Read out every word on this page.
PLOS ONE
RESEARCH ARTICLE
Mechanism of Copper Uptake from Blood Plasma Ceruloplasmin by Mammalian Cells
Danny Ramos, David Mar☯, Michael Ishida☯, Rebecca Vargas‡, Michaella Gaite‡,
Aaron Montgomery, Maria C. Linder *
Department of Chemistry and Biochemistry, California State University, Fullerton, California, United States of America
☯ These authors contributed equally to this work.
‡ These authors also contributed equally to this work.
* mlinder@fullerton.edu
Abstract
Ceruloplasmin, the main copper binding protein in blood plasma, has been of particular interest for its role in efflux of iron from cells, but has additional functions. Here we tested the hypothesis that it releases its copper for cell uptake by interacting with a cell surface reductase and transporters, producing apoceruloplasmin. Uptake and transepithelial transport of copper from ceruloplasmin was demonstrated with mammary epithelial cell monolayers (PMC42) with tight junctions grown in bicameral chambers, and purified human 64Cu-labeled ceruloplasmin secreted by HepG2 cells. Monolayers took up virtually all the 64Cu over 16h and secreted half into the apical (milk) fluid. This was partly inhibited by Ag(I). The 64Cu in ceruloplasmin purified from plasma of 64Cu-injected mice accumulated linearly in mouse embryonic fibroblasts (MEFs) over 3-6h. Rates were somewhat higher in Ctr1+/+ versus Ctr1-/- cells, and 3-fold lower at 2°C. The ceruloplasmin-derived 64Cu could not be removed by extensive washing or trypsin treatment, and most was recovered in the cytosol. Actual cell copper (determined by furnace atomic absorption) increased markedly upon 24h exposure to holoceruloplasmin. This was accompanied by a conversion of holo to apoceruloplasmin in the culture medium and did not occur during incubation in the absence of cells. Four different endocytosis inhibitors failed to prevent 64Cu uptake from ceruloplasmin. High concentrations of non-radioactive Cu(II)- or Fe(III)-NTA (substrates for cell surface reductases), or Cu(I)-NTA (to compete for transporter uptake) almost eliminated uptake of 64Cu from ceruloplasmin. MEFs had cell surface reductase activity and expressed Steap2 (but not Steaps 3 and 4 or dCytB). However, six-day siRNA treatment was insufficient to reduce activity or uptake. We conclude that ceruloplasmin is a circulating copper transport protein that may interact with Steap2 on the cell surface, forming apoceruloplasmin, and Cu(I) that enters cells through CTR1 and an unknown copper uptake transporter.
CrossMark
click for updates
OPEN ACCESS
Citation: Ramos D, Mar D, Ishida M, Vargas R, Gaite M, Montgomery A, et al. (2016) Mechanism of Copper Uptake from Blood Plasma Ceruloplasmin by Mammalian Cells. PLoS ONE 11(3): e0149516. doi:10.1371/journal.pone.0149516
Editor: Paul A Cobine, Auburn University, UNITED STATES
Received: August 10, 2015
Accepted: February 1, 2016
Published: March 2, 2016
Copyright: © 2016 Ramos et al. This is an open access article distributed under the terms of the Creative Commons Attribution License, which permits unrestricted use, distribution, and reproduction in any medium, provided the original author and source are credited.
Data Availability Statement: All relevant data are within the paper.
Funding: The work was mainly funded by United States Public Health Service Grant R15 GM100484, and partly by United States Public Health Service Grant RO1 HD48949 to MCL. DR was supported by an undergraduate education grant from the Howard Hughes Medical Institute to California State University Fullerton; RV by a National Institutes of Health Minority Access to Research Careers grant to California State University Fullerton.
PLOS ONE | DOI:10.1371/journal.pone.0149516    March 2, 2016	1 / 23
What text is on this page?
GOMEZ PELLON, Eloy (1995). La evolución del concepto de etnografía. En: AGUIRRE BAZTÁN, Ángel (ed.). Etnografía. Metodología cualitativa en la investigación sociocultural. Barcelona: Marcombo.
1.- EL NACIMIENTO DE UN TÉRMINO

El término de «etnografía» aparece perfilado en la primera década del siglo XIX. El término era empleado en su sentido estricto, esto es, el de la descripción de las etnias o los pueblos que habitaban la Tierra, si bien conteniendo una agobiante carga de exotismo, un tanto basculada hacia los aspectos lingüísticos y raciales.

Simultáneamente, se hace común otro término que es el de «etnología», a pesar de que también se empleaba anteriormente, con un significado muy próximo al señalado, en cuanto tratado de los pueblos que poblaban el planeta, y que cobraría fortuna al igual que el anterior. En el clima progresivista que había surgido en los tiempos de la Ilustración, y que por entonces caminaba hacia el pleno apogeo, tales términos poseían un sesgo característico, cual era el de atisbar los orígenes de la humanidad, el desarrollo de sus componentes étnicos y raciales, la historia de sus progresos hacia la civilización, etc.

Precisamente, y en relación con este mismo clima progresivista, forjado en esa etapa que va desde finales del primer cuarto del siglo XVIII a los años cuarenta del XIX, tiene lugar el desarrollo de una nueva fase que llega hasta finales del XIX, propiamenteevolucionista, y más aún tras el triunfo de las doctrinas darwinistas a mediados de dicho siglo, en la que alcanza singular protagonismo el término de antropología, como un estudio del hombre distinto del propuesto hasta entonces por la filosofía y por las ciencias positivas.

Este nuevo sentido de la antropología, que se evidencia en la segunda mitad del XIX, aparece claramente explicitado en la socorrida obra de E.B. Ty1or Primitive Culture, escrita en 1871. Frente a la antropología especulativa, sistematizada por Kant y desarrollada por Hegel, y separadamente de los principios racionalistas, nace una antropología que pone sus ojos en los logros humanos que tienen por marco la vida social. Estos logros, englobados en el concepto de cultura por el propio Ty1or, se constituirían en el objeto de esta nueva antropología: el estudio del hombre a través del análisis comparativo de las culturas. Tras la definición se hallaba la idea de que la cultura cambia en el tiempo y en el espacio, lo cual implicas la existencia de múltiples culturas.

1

┄┄┄┄┄┄┄┄┄┄

**WORK REQUEST:** Write out the full listing, keeping every line exactly as it is.

**OUTPUT FOR THIS EXERCISE:**
Read out every word on this page.
PLOS ONE
RESEARCH ARTICLE
Mechanism of Copper Uptake from Blood Plasma Ceruloplasmin by Mammalian Cells
Danny Ramos, David Mar☯, Michael Ishida☯, Rebecca Vargas‡, Michaella Gaite‡,
Aaron Montgomery, Maria C. Linder *
Department of Chemistry and Biochemistry, California State University, Fullerton, California, United States of America
☯ These authors contributed equally to this work.
‡ These authors also contributed equally to this work.
* mlinder@fullerton.edu
Abstract
Ceruloplasmin, the main copper binding protein in blood plasma, has been of particular interest for its role in efflux of iron from cells, but has additional functions. Here we tested the hypothesis that it releases its copper for cell uptake by interacting with a cell surface reductase and transporters, producing apoceruloplasmin. Uptake and transepithelial transport of copper from ceruloplasmin was demonstrated with mammary epithelial cell monolayers (PMC42) with tight junctions grown in bicameral chambers, and purified human 64Cu-labeled ceruloplasmin secreted by HepG2 cells. Monolayers took up virtually all the 64Cu over 16h and secreted half into the apical (milk) fluid. This was partly inhibited by Ag(I). The 64Cu in ceruloplasmin purified from plasma of 64Cu-injected mice accumulated linearly in mouse embryonic fibroblasts (MEFs) over 3-6h. Rates were somewhat higher in Ctr1+/+ versus Ctr1-/- cells, and 3-fold lower at 2°C. The ceruloplasmin-derived 64Cu could not be removed by extensive washing or trypsin treatment, and most was recovered in the cytosol. Actual cell copper (determined by furnace atomic absorption) increased markedly upon 24h exposure to holoceruloplasmin. This was accompanied by a conversion of holo to apoceruloplasmin in the culture medium and did not occur during incubation in the absence of cells. Four different endocytosis inhibitors failed to prevent 64Cu uptake from ceruloplasmin. High concentrations of non-radioactive Cu(II)- or Fe(III)-NTA (substrates for cell surface reductases), or Cu(I)-NTA (to compete for transporter uptake) almost eliminated uptake of 64Cu from ceruloplasmin. MEFs had cell surface reductase activity and expressed Steap2 (but not Steaps 3 and 4 or dCytB). However, six-day siRNA treatment was insufficient to reduce activity or uptake. We conclude that ceruloplasmin is a circulating copper transport protein that may interact with Steap2 on the cell surface, forming apoceruloplasmin, and Cu(I) that enters cells through CTR1 and an unknown copper uptake transporter.
CrossMark
click for updates
OPEN ACCESS
Citation: Ramos D, Mar D, Ishida M, Vargas R, Gaite M, Montgomery A, et al. (2016) Mechanism of Copper Uptake from Blood Plasma Ceruloplasmin by Mammalian Cells. PLoS ONE 11(3): e0149516. doi:10.1371/journal.pone.0149516
Editor: Paul A Cobine, Auburn University, UNITED STATES
Received: August 10, 2015
Accepted: February 1, 2016
Published: March 2, 2016
Copyright: © 2016 Ramos et al. This is an open access article distributed under the terms of the Creative Commons Attribution License, which permits unrestricted use, distribution, and reproduction in any medium, provided the original author and source are credited.
Data Availability Statement: All relevant data are within the paper.
Funding: The work was mainly funded by United States Public Health Service Grant R15 GM100484, and partly by United States Public Health Service Grant RO1 HD48949 to MCL. DR was supported by an undergraduate education grant from the Howard Hughes Medical Institute to California State University Fullerton; RV by a National Institutes of Health Minority Access to Research Careers grant to California State University Fullerton.
PLOS ONE | DOI:10.1371/journal.pone.0149516    March 2, 2016	1 / 23
What text is on this page?
GOMEZ PELLON, Eloy (1995). La evolución del concepto de etnografía. En: AGUIRRE BAZTÁN, Ángel (ed.). Etnografía. Metodología cualitativa en la investigación sociocultural. Barcelona: Marcombo.
1.- EL NACIMIENTO DE UN TÉRMINO

El término de «etnografía» aparece perfilado en la primera década del siglo XIX. El término era empleado en su sentido estricto, esto es, el de la descripción de las etnias o los pueblos que habitaban la Tierra, si bien conteniendo una agobiante carga de exotismo, un tanto basculada hacia los aspectos lingüísticos y raciales.

Simultáneamente, se hace común otro término que es el de «etnología», a pesar de que también se empleaba anteriormente, con un significado muy próximo al señalado, en cuanto tratado de los pueblos que poblaban el planeta, y que cobraría fortuna al igual que el anterior. En el clima progresivista que había surgido en los tiempos de la Ilustración, y que por entonces caminaba hacia el pleno apogeo, tales términos poseían un sesgo característico, cual era el de atisbar los orígenes de la humanidad, el desarrollo de sus componentes étnicos y raciales, la historia de sus progresos hacia la civilización, etc.

Precisamente, y en relación con este mismo clima progresivista, forjado en esa etapa que va desde finales del primer cuarto del siglo XVIII a los años cuarenta del XIX, tiene lugar el desarrollo de una nueva fase que llega hasta finales del XIX, propiamenteevolucionista, y más aún tras el triunfo de las doctrinas darwinistas a mediados de dicho siglo, en la que alcanza singular protagonismo el término de antropología, como un estudio del hombre distinto del propuesto hasta entonces por la filosofía y por las ciencias positivas.

Este nuevo sentido de la antropología, que se evidencia en la segunda mitad del XIX, aparece claramente explicitado en la socorrida obra de E.B. Ty1or Primitive Culture, escrita en 1871. Frente a la antropología especulativa, sistematizada por Kant y desarrollada por Hegel, y separadamente de los principios racionalistas, nace una antropología que pone sus ojos en los logros humanos que tienen por marco la vida social. Estos logros, englobados en el concepto de cultura por el propio Ty1or, se constituirían en el objeto de esta nueva antropología: el estudio del hombre a través del análisis comparativo de las culturas. Tras la definición se hallaba la idea de que la cultura cambia en el tiempo y en el espacio, lo cual implicas la existencia de múltiples culturas.

1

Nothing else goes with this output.